Gather each line containing the string "السنة" from these entries.

-- START OF Records for this exercise --

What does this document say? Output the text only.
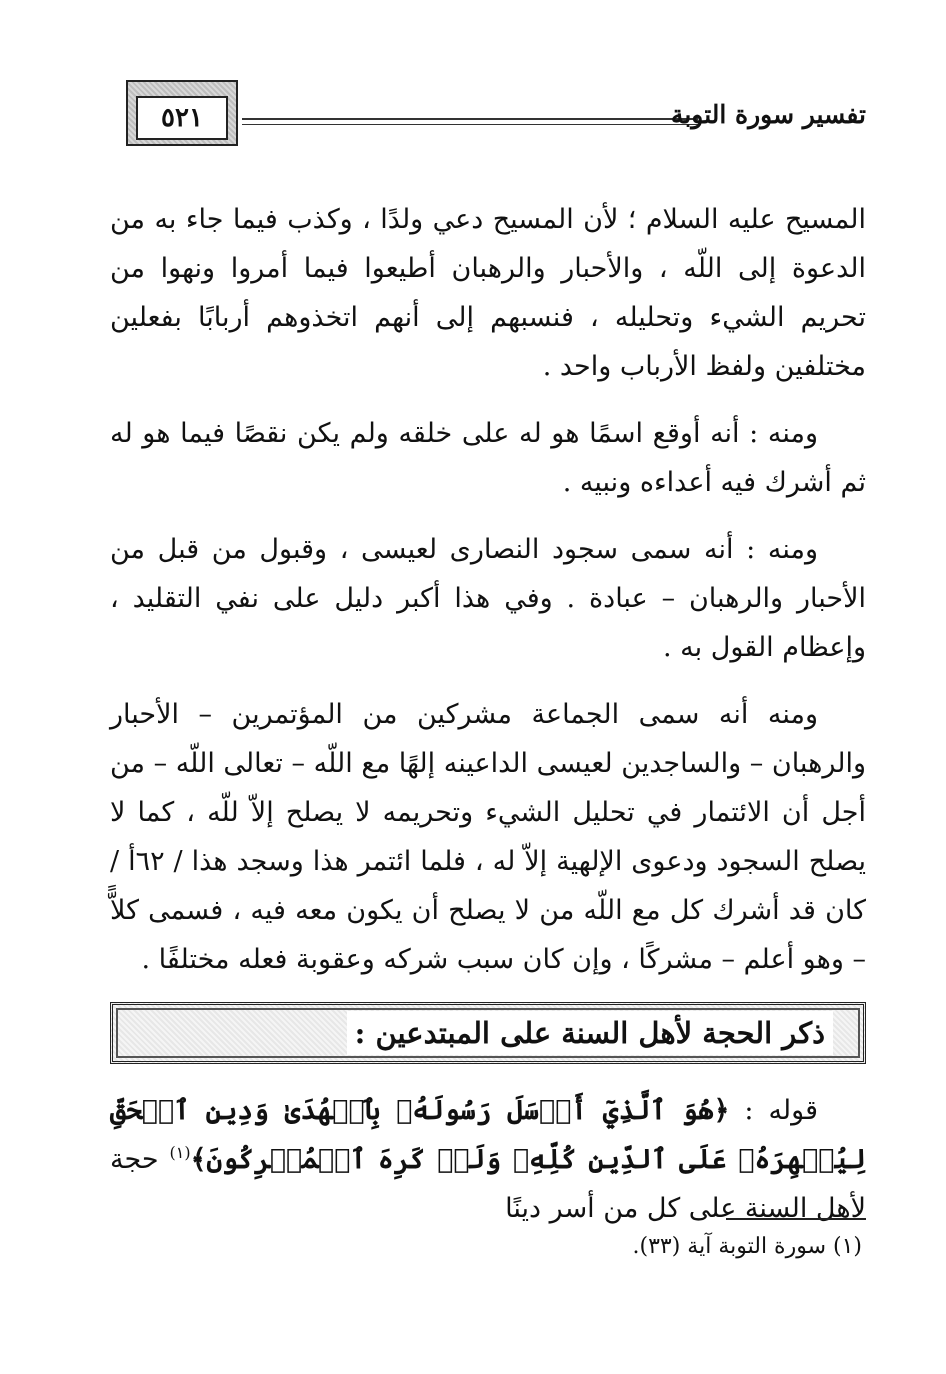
٥٢١	تفسير سورة التوبة

المسيح عليه السلام ؛ لأن المسيح دعي ولدًا ، وكذب فيما جاء به من الدعوة إلى اللّه ، والأحبار والرهبان أطيعوا فيما أمروا ونهوا من تحريم الشيء وتحليله ، فنسبهم إلى أنهم اتخذوهم أربابًا بفعلين مختلفين ولفظ الأرباب واحد .

ومنه : أنه أوقع اسمًا هو له على خلقه ولم يكن نقصًا فيما هو له ثم أشرك فيه أعداءه ونبيه .

ومنه : أنه سمى سجود النصارى لعيسى ، وقبول من قبل من الأحبار والرهبان – عبادة . وفي هذا أكبر دليل على نفي التقليد ، وإعظام القول به .

ومنه أنه سمى الجماعة مشركين من المؤتمرين – الأحبار والرهبان – والساجدين لعيسى الداعينه إلهًا مع اللّه – تعالى اللّه – من أجل أن الائتمار في تحليل الشيء وتحريمه لا يصلح إلاّ للّه ، كما لا يصلح السجود ودعوى الإلهية إلاّ له ، فلما ائتمر هذا وسجد هذا / ٦٢أ / كان قد أشرك كل مع اللّه من لا يصلح أن يكون معه فيه ، فسمى كلاًّ – وهو أعلم – مشركًا ، وإن كان سبب شركه وعقوبة فعله مختلفًا .

ذكر الحجة لأهل السنة على المبتدعين :

قوله : ﴿هُوَ ٱلَّذِيٓ أَرۡسَلَ رَسُولَهُۥ بِٱلۡهُدَىٰ وَدِينِ ٱلۡحَقِّ لِيُظۡهِرَهُۥ عَلَى ٱلدِّينِ كُلِّهِۦ وَلَوۡ كَرِهَ ٱلۡمُشۡرِكُونَ﴾$^{(١)}$ حجة لأهل السنة على كل من أسر دينًا

(١) سورة التوبة آية (٣٣).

-- END OF Records for this exercise --

The response>
ذكر الحجة لأهل السنة على المبتدعين :
قوله : ﴿هُوَ ٱلَّذِيٓ أَرۡسَلَ رَسُولَهُۥ بِٱلۡهُدَىٰ وَدِينِ ٱلۡحَقِّ لِيُظۡهِرَهُۥ عَلَى ٱلدِّينِ كُلِّهِۦ وَلَوۡ كَرِهَ ٱلۡمُشۡرِكُونَ﴾$^{(١)}$ حجة لأهل السنة على كل من أسر دينًا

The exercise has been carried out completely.